> Entries provided:
···

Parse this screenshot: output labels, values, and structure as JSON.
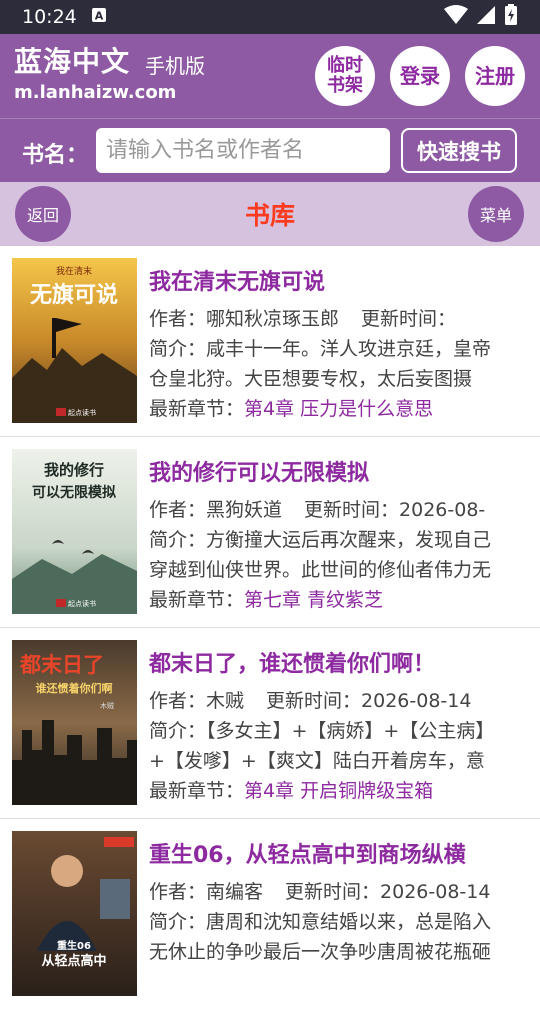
{
  "status": {
    "time": "10:24"
  },
  "header": {
    "logo_title": "蓝海中文",
    "logo_sub": "手机版",
    "logo_url": "m.lanhaizw.com",
    "btn_shelf_line1": "临时",
    "btn_shelf_line2": "书架",
    "btn_login": "登录",
    "btn_register": "注册"
  },
  "search": {
    "label": "书名：",
    "placeholder": "请输入书名或作者名",
    "button": "快速搜书"
  },
  "subnav": {
    "back": "返回",
    "title": "书库",
    "menu": "菜单"
  },
  "colors": {
    "brand": "#8e5aa3",
    "accent": "#8e2aa0",
    "title_red": "#ff3b1f"
  },
  "books": [
    {
      "title": "我在清末无旗可说",
      "author_label": "作者：",
      "author": "哪知秋凉琢玉郎",
      "update_label": "更新时间：",
      "update": "",
      "intro_label": "简介：",
      "intro1": "咸丰十一年。洋人攻进京廷，皇帝",
      "intro2": "仓皇北狩。大臣想要专权，太后妄图摄",
      "latest_label": "最新章节：",
      "latest": "第4章 压力是什么意思",
      "cover_text1": "我在清末",
      "cover_text2": "无旗可说",
      "cover_badge": "起点读书"
    },
    {
      "title": "我的修行可以无限模拟",
      "author_label": "作者：",
      "author": "黑狗妖道",
      "update_label": "更新时间：",
      "update": "2026-08-",
      "intro_label": "简介：",
      "intro1": "方衡撞大运后再次醒来，发现自己",
      "intro2": "穿越到仙侠世界。此世间的修仙者伟力无",
      "latest_label": "最新章节：",
      "latest": "第七章 青纹紫芝",
      "cover_text1": "我的修行",
      "cover_text2": "可以无限模拟",
      "cover_badge": "起点读书"
    },
    {
      "title": "都末日了，谁还惯着你们啊！",
      "author_label": "作者：",
      "author": "木贼",
      "update_label": "更新时间：",
      "update": "2026-08-14",
      "intro_label": "简介：",
      "intro1": "【多女主】+【病娇】+【公主病】",
      "intro2": "+【发嗲】+【爽文】陆白开着房车，意",
      "latest_label": "最新章节：",
      "latest": "第4章 开启铜牌级宝箱",
      "cover_text1": "都末日了",
      "cover_text2": "谁还惯着你们啊",
      "cover_badge": "木贼"
    },
    {
      "title": "重生06，从轻点高中到商场纵横",
      "author_label": "作者：",
      "author": "南编客",
      "update_label": "更新时间：",
      "update": "2026-08-14",
      "intro_label": "简介：",
      "intro1": "唐周和沈知意结婚以来，总是陷入",
      "intro2": "无休止的争吵最后一次争吵唐周被花瓶砸",
      "latest_label": "最新章节：",
      "latest": "",
      "cover_text1": "重生06",
      "cover_text2": "从轻点高中",
      "cover_badge": ""
    }
  ]
}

···

> Aim: Images in the records should not be copied. Repeat all the rest exactly.

> Solution to this exercise:
Parse this screenshot: output labels, values, and structure as JSON.
{
  "status": {
    "time": "10:24"
  },
  "header": {
    "logo_title": "蓝海中文",
    "logo_sub": "手机版",
    "logo_url": "m.lanhaizw.com",
    "btn_shelf_line1": "临时",
    "btn_shelf_line2": "书架",
    "btn_login": "登录",
    "btn_register": "注册"
  },
  "search": {
    "label": "书名：",
    "placeholder": "请输入书名或作者名",
    "button": "快速搜书"
  },
  "subnav": {
    "back": "返回",
    "title": "书库",
    "menu": "菜单"
  },
  "colors": {
    "brand": "#8e5aa3",
    "accent": "#8e2aa0",
    "title_red": "#ff3b1f"
  },
  "books": [
    {
      "title": "我在清末无旗可说",
      "author_label": "作者：",
      "author": "哪知秋凉琢玉郎",
      "update_label": "更新时间：",
      "update": "",
      "intro_label": "简介：",
      "intro1": "咸丰十一年。洋人攻进京廷，皇帝",
      "intro2": "仓皇北狩。大臣想要专权，太后妄图摄",
      "latest_label": "最新章节：",
      "latest": "第4章 压力是什么意思",
      "cover_text1": "我在清末",
      "cover_text2": "无旗可说",
      "cover_badge": "起点读书"
    },
    {
      "title": "我的修行可以无限模拟",
      "author_label": "作者：",
      "author": "黑狗妖道",
      "update_label": "更新时间：",
      "update": "2026-08-",
      "intro_label": "简介：",
      "intro1": "方衡撞大运后再次醒来，发现自己",
      "intro2": "穿越到仙侠世界。此世间的修仙者伟力无",
      "latest_label": "最新章节：",
      "latest": "第七章 青纹紫芝",
      "cover_text1": "我的修行",
      "cover_text2": "可以无限模拟",
      "cover_badge": "起点读书"
    },
    {
      "title": "都末日了，谁还惯着你们啊！",
      "author_label": "作者：",
      "author": "木贼",
      "update_label": "更新时间：",
      "update": "2026-08-14",
      "intro_label": "简介：",
      "intro1": "【多女主】+【病娇】+【公主病】",
      "intro2": "+【发嗲】+【爽文】陆白开着房车，意",
      "latest_label": "最新章节：",
      "latest": "第4章 开启铜牌级宝箱",
      "cover_text1": "都末日了",
      "cover_text2": "谁还惯着你们啊",
      "cover_badge": "木贼"
    },
    {
      "title": "重生06，从轻点高中到商场纵横",
      "author_label": "作者：",
      "author": "南编客",
      "update_label": "更新时间：",
      "update": "2026-08-14",
      "intro_label": "简介：",
      "intro1": "唐周和沈知意结婚以来，总是陷入",
      "intro2": "无休止的争吵最后一次争吵唐周被花瓶砸",
      "latest_label": "最新章节：",
      "latest": "",
      "cover_text1": "重生06",
      "cover_text2": "从轻点高中",
      "cover_badge": ""
    }
  ]
}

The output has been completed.